In the text below on bis(phosphaethenyl)pyridine iron complexes, what ground state did SQUID magnetometry establish for complex 3?

**STUDY TEXT:**
↓

Redox Chemistry of Bis(phosphaethenyl)pyridine Iron Complexes

Redox reactions of iron complexes bearing a PNP-pincer-type phosphaalkene ligand, 2,6-bis­[1-phenyl-2-(2,4,6-tri-tert-butylphenyl)-2-phosphaethenyl]­pyridine (BPEP), are reported. The Fe­(II) dibromide [FeBr2(BPEP)] (1) is readily reduced by [Cp2Co] to afford the four-coordinate Fe­(I) monobromide [FeBr­(BPEP)] (2), while 2 reacts with PhCH2Br to reproduce 1. Treatment of 1 with MesMgBr or Mes2Mg­(THF)2 (Mes = 2,4,6-Me3C6H2) results in one-electron reduction of 1, followed by transmetalation of the resulting 2 with mesitylmagnesium compounds to give the Fe­(I) mesityl complex [FeMes­(BPEP)] (3). The single-crystal diffraction study of 3 has revealed a distorted trigonal monopyramidal arrangement around the iron center. SQUID magnetometry has established a low-spin ground state (S = 1/2) of 3. Complex 2 reacts with Me2Mg­(THF)2 to afford Fe(0) and Fe­(II) complexes (4 and 5, respectively) coordinated with novel multidentate ligand systems containing a phosphonium ylide structure. The formation processes of 4 and 5 via an [FeMe­(BPEP)] intermediate are discussed on the basis of their X-ray structures.

↑

**DATASET EXTRACT:**
↓

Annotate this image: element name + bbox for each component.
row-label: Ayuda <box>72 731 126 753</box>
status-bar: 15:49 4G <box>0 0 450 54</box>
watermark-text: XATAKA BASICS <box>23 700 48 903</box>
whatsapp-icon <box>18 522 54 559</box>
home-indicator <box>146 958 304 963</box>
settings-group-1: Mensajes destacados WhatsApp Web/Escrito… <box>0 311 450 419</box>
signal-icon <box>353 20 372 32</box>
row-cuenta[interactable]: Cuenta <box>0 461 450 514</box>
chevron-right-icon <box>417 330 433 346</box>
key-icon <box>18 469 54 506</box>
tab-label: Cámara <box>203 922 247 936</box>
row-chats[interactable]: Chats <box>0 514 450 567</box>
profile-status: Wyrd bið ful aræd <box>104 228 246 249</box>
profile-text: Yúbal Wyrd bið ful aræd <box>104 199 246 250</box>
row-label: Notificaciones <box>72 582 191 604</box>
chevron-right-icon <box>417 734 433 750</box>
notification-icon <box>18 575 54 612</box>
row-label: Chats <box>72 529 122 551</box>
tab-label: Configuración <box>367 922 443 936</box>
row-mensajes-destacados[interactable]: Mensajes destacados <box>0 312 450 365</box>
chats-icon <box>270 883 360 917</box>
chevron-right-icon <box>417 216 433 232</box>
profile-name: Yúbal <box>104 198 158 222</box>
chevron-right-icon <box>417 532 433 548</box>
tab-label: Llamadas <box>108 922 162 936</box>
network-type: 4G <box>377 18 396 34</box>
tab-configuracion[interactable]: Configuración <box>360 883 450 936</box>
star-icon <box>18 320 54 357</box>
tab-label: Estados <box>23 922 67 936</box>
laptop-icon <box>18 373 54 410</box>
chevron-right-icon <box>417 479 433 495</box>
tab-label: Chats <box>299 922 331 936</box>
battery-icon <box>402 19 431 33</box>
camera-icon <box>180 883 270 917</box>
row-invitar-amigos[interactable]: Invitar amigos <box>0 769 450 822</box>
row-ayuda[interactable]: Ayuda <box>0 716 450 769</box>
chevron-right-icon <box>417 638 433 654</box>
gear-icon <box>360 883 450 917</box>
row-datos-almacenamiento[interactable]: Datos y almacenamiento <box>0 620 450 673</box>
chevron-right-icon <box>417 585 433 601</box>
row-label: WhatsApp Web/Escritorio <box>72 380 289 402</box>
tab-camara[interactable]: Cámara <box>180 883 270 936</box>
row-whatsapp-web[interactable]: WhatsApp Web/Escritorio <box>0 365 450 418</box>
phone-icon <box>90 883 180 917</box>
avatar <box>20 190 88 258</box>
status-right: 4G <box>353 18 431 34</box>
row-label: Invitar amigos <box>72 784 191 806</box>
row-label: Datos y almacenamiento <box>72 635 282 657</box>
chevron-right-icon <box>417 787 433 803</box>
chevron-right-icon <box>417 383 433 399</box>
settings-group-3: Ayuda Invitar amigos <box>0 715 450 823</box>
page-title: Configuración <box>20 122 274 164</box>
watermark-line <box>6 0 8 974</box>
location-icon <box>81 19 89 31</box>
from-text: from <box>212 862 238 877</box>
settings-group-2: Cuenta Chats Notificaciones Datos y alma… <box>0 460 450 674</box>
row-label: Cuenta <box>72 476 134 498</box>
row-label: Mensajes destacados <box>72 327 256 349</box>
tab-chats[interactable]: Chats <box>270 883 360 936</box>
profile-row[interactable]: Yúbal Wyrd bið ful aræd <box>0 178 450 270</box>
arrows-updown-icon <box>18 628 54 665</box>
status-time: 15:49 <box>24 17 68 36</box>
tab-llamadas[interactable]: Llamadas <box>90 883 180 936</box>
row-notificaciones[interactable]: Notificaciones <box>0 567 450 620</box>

↑

**TASK RESPONSE:**
A low-spin ground state (S = 1/2).